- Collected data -
▬▬▬▬▬▬▬▬▬▬

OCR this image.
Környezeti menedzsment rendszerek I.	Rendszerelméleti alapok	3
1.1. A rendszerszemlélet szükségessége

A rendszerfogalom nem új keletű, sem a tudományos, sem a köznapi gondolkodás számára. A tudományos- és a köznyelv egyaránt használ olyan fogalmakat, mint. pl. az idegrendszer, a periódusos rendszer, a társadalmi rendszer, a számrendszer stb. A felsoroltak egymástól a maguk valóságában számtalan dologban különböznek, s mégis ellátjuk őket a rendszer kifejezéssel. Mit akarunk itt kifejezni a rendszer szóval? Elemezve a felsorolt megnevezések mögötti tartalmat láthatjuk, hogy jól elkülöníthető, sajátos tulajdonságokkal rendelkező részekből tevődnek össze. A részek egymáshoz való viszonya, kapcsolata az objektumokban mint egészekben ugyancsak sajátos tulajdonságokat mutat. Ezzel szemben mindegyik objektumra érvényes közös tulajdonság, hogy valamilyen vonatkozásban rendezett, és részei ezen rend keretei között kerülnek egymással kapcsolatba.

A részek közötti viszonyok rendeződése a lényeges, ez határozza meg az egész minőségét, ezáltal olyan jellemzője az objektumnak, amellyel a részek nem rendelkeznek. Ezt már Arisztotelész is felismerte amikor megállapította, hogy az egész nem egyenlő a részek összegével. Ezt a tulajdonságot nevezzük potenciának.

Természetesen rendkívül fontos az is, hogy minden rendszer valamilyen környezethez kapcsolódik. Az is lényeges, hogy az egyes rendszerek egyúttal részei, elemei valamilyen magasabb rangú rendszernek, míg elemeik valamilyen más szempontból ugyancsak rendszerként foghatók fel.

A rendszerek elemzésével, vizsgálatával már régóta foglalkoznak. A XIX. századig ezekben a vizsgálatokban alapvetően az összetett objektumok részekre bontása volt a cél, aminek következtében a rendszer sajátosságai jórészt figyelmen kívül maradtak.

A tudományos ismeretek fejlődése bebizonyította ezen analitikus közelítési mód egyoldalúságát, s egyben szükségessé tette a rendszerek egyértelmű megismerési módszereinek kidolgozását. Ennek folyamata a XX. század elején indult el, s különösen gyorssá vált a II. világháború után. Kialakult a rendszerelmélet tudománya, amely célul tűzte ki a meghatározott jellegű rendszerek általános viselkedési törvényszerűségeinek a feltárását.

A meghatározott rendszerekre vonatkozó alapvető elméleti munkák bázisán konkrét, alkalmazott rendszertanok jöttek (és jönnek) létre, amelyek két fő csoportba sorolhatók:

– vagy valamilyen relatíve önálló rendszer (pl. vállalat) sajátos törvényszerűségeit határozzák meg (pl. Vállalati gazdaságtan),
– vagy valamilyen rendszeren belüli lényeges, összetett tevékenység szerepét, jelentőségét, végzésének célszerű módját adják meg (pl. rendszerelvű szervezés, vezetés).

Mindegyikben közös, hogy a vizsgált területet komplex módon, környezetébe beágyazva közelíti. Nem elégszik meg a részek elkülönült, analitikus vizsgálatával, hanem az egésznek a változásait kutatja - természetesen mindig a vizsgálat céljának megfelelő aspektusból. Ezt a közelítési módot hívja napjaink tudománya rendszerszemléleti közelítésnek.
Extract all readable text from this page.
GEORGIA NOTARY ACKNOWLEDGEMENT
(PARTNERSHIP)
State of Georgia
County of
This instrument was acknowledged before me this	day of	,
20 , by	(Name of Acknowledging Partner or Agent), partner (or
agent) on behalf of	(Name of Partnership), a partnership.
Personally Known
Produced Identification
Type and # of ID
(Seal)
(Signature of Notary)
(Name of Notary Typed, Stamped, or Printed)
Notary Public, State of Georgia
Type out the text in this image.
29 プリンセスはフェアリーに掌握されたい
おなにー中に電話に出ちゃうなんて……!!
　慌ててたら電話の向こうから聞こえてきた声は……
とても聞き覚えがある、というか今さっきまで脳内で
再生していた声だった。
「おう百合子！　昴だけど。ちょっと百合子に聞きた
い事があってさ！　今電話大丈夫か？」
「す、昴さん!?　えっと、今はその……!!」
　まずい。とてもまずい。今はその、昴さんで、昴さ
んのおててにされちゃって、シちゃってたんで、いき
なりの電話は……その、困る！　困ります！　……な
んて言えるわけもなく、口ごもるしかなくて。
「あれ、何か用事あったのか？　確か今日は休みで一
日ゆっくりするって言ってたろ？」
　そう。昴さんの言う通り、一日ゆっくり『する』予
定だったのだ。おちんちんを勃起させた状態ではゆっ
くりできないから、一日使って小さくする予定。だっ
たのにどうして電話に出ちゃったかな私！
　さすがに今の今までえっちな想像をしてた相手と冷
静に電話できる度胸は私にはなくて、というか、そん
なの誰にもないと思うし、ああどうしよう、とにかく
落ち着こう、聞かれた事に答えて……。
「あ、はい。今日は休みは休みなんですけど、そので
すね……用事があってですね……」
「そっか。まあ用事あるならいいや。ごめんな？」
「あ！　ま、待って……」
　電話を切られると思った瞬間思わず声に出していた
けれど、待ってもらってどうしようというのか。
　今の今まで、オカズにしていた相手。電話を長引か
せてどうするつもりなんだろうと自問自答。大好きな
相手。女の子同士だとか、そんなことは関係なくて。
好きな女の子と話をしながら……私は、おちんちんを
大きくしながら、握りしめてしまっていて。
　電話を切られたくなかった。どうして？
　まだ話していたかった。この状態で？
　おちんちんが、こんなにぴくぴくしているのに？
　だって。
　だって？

▬▬▬▬▬▬▬▬▬▬

- Task statement -
In this exercise, repeat all entries exactly.

- Full solution -
OCR this image.
Környezeti menedzsment rendszerek I.	Rendszerelméleti alapok	3
1.1. A rendszerszemlélet szükségessége

A rendszerfogalom nem új keletű, sem a tudományos, sem a köznapi gondolkodás számára. A tudományos- és a köznyelv egyaránt használ olyan fogalmakat, mint. pl. az idegrendszer, a periódusos rendszer, a társadalmi rendszer, a számrendszer stb. A felsoroltak egymástól a maguk valóságában számtalan dologban különböznek, s mégis ellátjuk őket a rendszer kifejezéssel. Mit akarunk itt kifejezni a rendszer szóval? Elemezve a felsorolt megnevezések mögötti tartalmat láthatjuk, hogy jól elkülöníthető, sajátos tulajdonságokkal rendelkező részekből tevődnek össze. A részek egymáshoz való viszonya, kapcsolata az objektumokban mint egészekben ugyancsak sajátos tulajdonságokat mutat. Ezzel szemben mindegyik objektumra érvényes közös tulajdonság, hogy valamilyen vonatkozásban rendezett, és részei ezen rend keretei között kerülnek egymással kapcsolatba.

A részek közötti viszonyok rendeződése a lényeges, ez határozza meg az egész minőségét, ezáltal olyan jellemzője az objektumnak, amellyel a részek nem rendelkeznek. Ezt már Arisztotelész is felismerte amikor megállapította, hogy az egész nem egyenlő a részek összegével. Ezt a tulajdonságot nevezzük potenciának.

Természetesen rendkívül fontos az is, hogy minden rendszer valamilyen környezethez kapcsolódik. Az is lényeges, hogy az egyes rendszerek egyúttal részei, elemei valamilyen magasabb rangú rendszernek, míg elemeik valamilyen más szempontból ugyancsak rendszerként foghatók fel.

A rendszerek elemzésével, vizsgálatával már régóta foglalkoznak. A XIX. századig ezekben a vizsgálatokban alapvetően az összetett objektumok részekre bontása volt a cél, aminek következtében a rendszer sajátosságai jórészt figyelmen kívül maradtak.

A tudományos ismeretek fejlődése bebizonyította ezen analitikus közelítési mód egyoldalúságát, s egyben szükségessé tette a rendszerek egyértelmű megismerési módszereinek kidolgozását. Ennek folyamata a XX. század elején indult el, s különösen gyorssá vált a II. világháború után. Kialakult a rendszerelmélet tudománya, amely célul tűzte ki a meghatározott jellegű rendszerek általános viselkedési törvényszerűségeinek a feltárását.

A meghatározott rendszerekre vonatkozó alapvető elméleti munkák bázisán konkrét, alkalmazott rendszertanok jöttek (és jönnek) létre, amelyek két fő csoportba sorolhatók:

– vagy valamilyen relatíve önálló rendszer (pl. vállalat) sajátos törvényszerűségeit határozzák meg (pl. Vállalati gazdaságtan),
– vagy valamilyen rendszeren belüli lényeges, összetett tevékenység szerepét, jelentőségét, végzésének célszerű módját adják meg (pl. rendszerelvű szervezés, vezetés).

Mindegyikben közös, hogy a vizsgált területet komplex módon, környezetébe beágyazva közelíti. Nem elégszik meg a részek elkülönült, analitikus vizsgálatával, hanem az egésznek a változásait kutatja - természetesen mindig a vizsgálat céljának megfelelő aspektusból. Ezt a közelítési módot hívja napjaink tudománya rendszerszemléleti közelítésnek.
Extract all readable text from this page.
GEORGIA NOTARY ACKNOWLEDGEMENT
(PARTNERSHIP)
State of Georgia
County of
This instrument was acknowledged before me this	day of	,
20 , by	(Name of Acknowledging Partner or Agent), partner (or
agent) on behalf of	(Name of Partnership), a partnership.
Personally Known
Produced Identification
Type and # of ID
(Seal)
(Signature of Notary)
(Name of Notary Typed, Stamped, or Printed)
Notary Public, State of Georgia
Type out the text in this image.
29 プリンセスはフェアリーに掌握されたい
おなにー中に電話に出ちゃうなんて……!!
　慌ててたら電話の向こうから聞こえてきた声は……
とても聞き覚えがある、というか今さっきまで脳内で
再生していた声だった。
「おう百合子！　昴だけど。ちょっと百合子に聞きた
い事があってさ！　今電話大丈夫か？」
「す、昴さん!?　えっと、今はその……!!」
　まずい。とてもまずい。今はその、昴さんで、昴さ
んのおててにされちゃって、シちゃってたんで、いき
なりの電話は……その、困る！　困ります！　……な
んて言えるわけもなく、口ごもるしかなくて。
「あれ、何か用事あったのか？　確か今日は休みで一
日ゆっくりするって言ってたろ？」
　そう。昴さんの言う通り、一日ゆっくり『する』予
定だったのだ。おちんちんを勃起させた状態ではゆっ
くりできないから、一日使って小さくする予定。だっ
たのにどうして電話に出ちゃったかな私！
　さすがに今の今までえっちな想像をしてた相手と冷
静に電話できる度胸は私にはなくて、というか、そん
なの誰にもないと思うし、ああどうしよう、とにかく
落ち着こう、聞かれた事に答えて……。
「あ、はい。今日は休みは休みなんですけど、そので
すね……用事があってですね……」
「そっか。まあ用事あるならいいや。ごめんな？」
「あ！　ま、待って……」
　電話を切られると思った瞬間思わず声に出していた
けれど、待ってもらってどうしようというのか。
　今の今まで、オカズにしていた相手。電話を長引か
せてどうするつもりなんだろうと自問自答。大好きな
相手。女の子同士だとか、そんなことは関係なくて。
好きな女の子と話をしながら……私は、おちんちんを
大きくしながら、握りしめてしまっていて。
　電話を切られたくなかった。どうして？
　まだ話していたかった。この状態で？
　おちんちんが、こんなにぴくぴくしているのに？
　だって。
　だって？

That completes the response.